— BEGIN Data for this exercise —
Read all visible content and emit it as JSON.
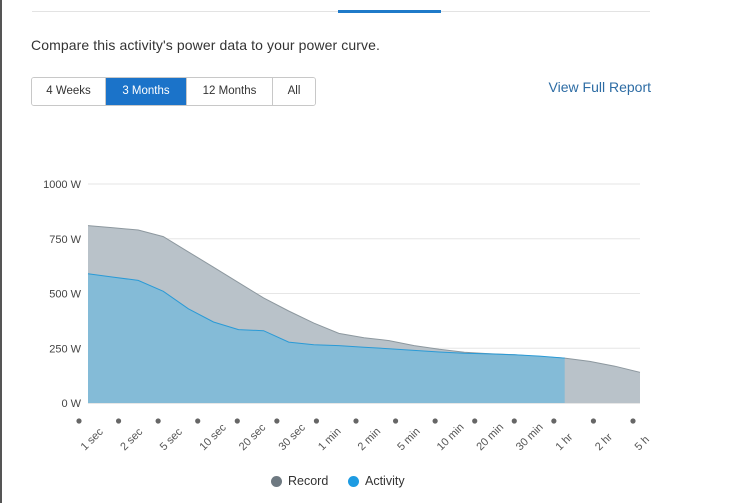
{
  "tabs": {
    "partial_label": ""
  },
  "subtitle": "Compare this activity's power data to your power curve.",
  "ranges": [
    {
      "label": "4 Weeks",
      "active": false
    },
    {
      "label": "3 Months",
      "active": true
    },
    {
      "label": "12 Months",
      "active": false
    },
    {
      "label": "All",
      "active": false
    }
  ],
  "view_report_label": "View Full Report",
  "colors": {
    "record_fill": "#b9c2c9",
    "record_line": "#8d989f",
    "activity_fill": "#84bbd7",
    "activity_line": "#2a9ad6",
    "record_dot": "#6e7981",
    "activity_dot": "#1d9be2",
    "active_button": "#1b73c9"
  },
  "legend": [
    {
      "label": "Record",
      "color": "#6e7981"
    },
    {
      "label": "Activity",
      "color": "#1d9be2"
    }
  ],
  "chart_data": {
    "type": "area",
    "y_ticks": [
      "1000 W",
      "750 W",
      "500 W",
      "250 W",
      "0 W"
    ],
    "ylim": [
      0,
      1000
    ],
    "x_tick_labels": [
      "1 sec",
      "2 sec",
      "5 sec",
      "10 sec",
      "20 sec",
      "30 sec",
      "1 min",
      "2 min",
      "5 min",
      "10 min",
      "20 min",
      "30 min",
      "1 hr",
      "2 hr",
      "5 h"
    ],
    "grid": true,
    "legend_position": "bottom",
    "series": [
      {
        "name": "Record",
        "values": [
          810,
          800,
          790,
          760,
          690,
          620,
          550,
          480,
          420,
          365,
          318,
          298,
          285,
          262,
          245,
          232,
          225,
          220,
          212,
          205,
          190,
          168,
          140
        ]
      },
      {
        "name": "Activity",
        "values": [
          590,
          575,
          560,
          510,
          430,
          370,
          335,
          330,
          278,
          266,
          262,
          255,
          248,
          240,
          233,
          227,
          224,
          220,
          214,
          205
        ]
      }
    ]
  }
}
— END Data for this exercise —
• Aim of the task:
Transcribe every record above exactly, leaving out the pictures.

• Result below:
Read all visible content and emit it as JSON.
{
  "tabs": {
    "partial_label": ""
  },
  "subtitle": "Compare this activity's power data to your power curve.",
  "ranges": [
    {
      "label": "4 Weeks",
      "active": false
    },
    {
      "label": "3 Months",
      "active": true
    },
    {
      "label": "12 Months",
      "active": false
    },
    {
      "label": "All",
      "active": false
    }
  ],
  "view_report_label": "View Full Report",
  "colors": {
    "record_fill": "#b9c2c9",
    "record_line": "#8d989f",
    "activity_fill": "#84bbd7",
    "activity_line": "#2a9ad6",
    "record_dot": "#6e7981",
    "activity_dot": "#1d9be2",
    "active_button": "#1b73c9"
  },
  "legend": [
    {
      "label": "Record",
      "color": "#6e7981"
    },
    {
      "label": "Activity",
      "color": "#1d9be2"
    }
  ],
  "chart_data": {
    "type": "area",
    "y_ticks": [
      "1000 W",
      "750 W",
      "500 W",
      "250 W",
      "0 W"
    ],
    "ylim": [
      0,
      1000
    ],
    "x_tick_labels": [
      "1 sec",
      "2 sec",
      "5 sec",
      "10 sec",
      "20 sec",
      "30 sec",
      "1 min",
      "2 min",
      "5 min",
      "10 min",
      "20 min",
      "30 min",
      "1 hr",
      "2 hr",
      "5 h"
    ],
    "grid": true,
    "legend_position": "bottom",
    "series": [
      {
        "name": "Record",
        "values": [
          810,
          800,
          790,
          760,
          690,
          620,
          550,
          480,
          420,
          365,
          318,
          298,
          285,
          262,
          245,
          232,
          225,
          220,
          212,
          205,
          190,
          168,
          140
        ]
      },
      {
        "name": "Activity",
        "values": [
          590,
          575,
          560,
          510,
          430,
          370,
          335,
          330,
          278,
          266,
          262,
          255,
          248,
          240,
          233,
          227,
          224,
          220,
          214,
          205
        ]
      }
    ]
  }
}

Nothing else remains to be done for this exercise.